Gather every line that includes the word "title", please.

** START ENTRIES **

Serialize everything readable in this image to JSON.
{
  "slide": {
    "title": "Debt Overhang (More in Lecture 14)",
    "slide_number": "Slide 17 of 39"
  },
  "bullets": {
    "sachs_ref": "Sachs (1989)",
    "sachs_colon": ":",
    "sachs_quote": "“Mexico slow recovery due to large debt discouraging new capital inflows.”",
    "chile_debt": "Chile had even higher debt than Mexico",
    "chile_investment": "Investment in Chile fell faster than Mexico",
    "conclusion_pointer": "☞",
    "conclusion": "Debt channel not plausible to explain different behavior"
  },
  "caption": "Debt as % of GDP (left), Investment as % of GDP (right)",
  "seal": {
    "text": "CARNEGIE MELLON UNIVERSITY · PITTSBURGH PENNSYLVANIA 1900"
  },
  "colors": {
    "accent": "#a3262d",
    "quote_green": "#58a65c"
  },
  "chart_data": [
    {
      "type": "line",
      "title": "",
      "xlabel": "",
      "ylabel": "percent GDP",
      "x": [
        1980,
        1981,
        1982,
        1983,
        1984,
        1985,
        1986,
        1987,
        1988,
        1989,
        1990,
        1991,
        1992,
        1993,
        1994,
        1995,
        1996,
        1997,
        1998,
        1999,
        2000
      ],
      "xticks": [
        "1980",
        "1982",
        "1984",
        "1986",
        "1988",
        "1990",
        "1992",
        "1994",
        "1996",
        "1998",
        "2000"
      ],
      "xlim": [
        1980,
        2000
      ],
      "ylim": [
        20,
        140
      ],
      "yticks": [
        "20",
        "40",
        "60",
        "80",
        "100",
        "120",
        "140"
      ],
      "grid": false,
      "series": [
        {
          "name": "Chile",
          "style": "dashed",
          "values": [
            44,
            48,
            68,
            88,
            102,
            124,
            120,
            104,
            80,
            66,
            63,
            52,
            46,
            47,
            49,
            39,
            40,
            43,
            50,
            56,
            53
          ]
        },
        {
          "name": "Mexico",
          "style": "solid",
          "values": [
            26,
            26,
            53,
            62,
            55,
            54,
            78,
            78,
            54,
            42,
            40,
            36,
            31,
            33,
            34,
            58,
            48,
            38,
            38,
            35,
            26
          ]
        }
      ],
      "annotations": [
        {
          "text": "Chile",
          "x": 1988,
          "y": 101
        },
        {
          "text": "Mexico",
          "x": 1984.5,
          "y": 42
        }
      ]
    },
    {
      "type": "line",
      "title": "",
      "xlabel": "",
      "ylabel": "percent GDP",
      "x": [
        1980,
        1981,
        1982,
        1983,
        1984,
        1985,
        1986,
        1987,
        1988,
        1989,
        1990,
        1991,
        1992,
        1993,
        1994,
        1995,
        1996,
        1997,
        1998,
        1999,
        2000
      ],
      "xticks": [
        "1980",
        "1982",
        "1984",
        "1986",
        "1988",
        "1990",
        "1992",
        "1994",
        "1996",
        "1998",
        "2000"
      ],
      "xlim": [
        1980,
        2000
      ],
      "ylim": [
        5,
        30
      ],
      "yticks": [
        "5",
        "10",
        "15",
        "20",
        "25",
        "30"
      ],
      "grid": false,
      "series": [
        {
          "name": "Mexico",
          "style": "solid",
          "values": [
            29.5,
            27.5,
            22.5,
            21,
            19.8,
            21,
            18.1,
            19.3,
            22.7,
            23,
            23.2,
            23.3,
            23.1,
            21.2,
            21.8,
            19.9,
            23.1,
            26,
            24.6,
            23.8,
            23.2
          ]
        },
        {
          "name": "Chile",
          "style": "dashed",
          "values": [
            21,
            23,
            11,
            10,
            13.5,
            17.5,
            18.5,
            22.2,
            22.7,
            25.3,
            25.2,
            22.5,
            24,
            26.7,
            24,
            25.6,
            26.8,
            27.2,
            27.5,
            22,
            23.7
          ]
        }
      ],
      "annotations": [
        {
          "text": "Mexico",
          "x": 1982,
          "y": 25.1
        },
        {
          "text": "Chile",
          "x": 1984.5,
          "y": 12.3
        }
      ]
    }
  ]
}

** END ENTRIES **
** START ENTRIES **

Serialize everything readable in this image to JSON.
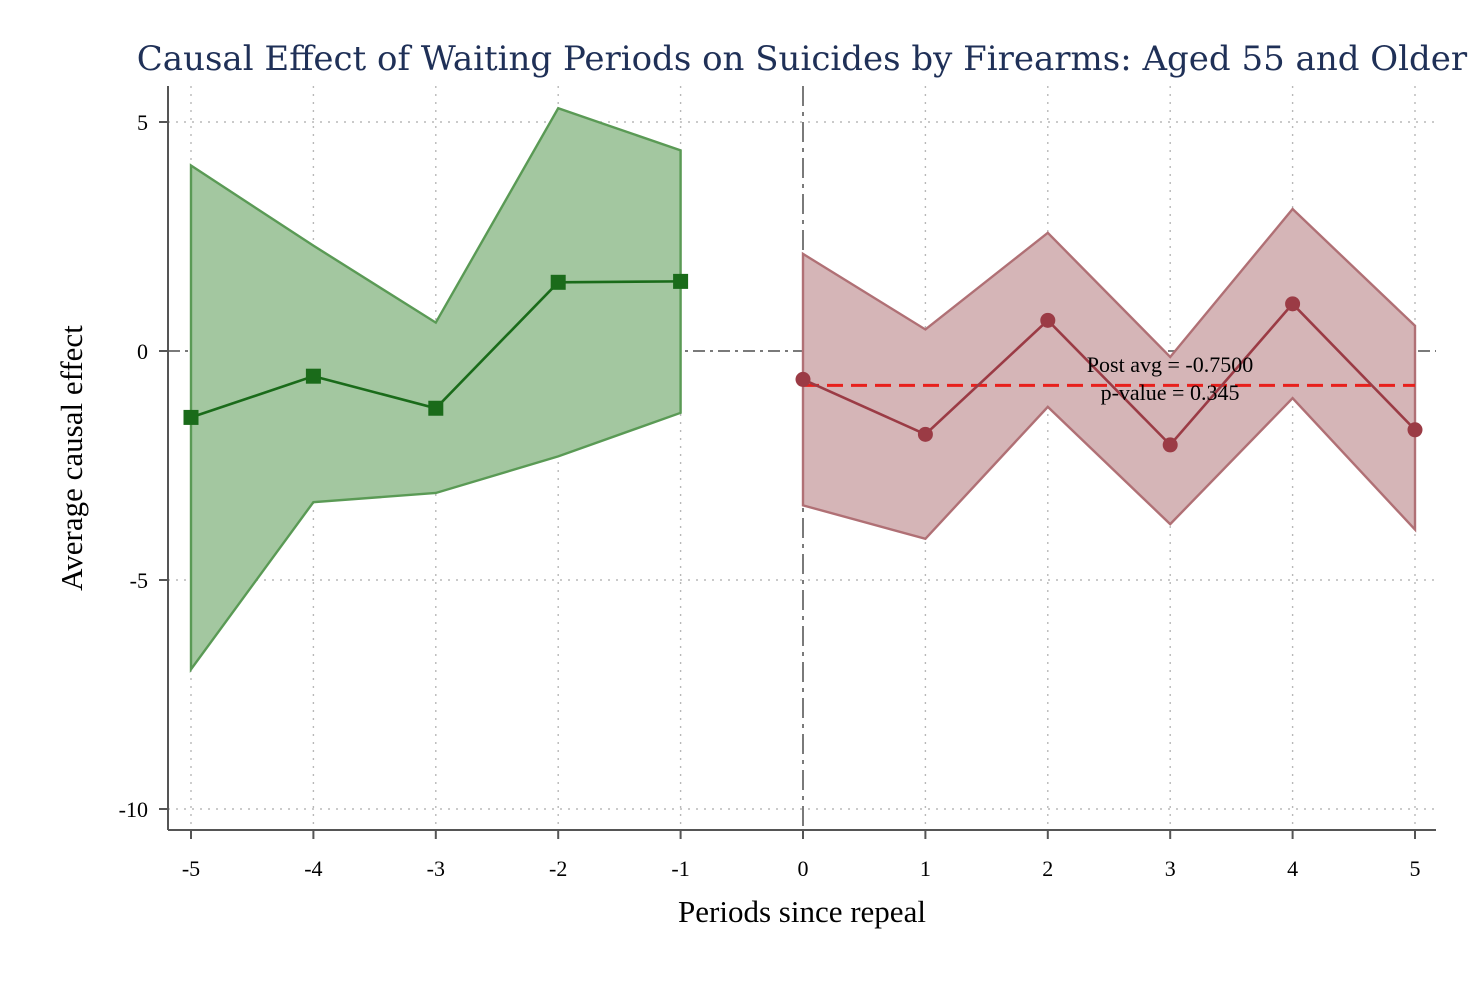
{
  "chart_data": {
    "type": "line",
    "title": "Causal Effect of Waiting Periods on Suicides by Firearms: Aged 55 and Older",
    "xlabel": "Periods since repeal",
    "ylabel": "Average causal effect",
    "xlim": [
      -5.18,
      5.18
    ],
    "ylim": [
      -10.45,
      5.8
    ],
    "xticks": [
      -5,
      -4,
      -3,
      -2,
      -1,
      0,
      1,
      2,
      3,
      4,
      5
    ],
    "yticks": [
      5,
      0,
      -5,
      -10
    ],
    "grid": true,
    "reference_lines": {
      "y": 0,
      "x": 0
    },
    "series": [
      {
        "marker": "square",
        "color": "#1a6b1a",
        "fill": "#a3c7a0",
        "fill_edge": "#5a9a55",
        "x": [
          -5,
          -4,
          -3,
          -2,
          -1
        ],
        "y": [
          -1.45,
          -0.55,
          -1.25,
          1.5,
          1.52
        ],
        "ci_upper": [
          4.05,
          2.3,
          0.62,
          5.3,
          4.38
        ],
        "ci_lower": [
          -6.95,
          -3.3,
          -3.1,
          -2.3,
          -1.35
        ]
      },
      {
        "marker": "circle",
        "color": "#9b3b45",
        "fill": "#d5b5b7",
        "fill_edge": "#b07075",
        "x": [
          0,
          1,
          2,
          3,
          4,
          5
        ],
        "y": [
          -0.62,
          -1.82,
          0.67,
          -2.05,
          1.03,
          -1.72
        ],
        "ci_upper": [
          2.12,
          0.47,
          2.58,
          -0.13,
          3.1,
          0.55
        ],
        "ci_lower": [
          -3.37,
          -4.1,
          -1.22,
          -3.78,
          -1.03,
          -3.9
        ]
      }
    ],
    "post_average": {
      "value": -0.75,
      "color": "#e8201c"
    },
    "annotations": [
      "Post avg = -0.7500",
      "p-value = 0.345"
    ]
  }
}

** END ENTRIES **

- _EXERCISE SOLUTION_
    "title": "Debt Overhang (More in Lecture 14)",
      "title": "",
      "title": "",
    "title": "Causal Effect of Waiting Periods on Suicides by Firearms: Aged 55 and Older",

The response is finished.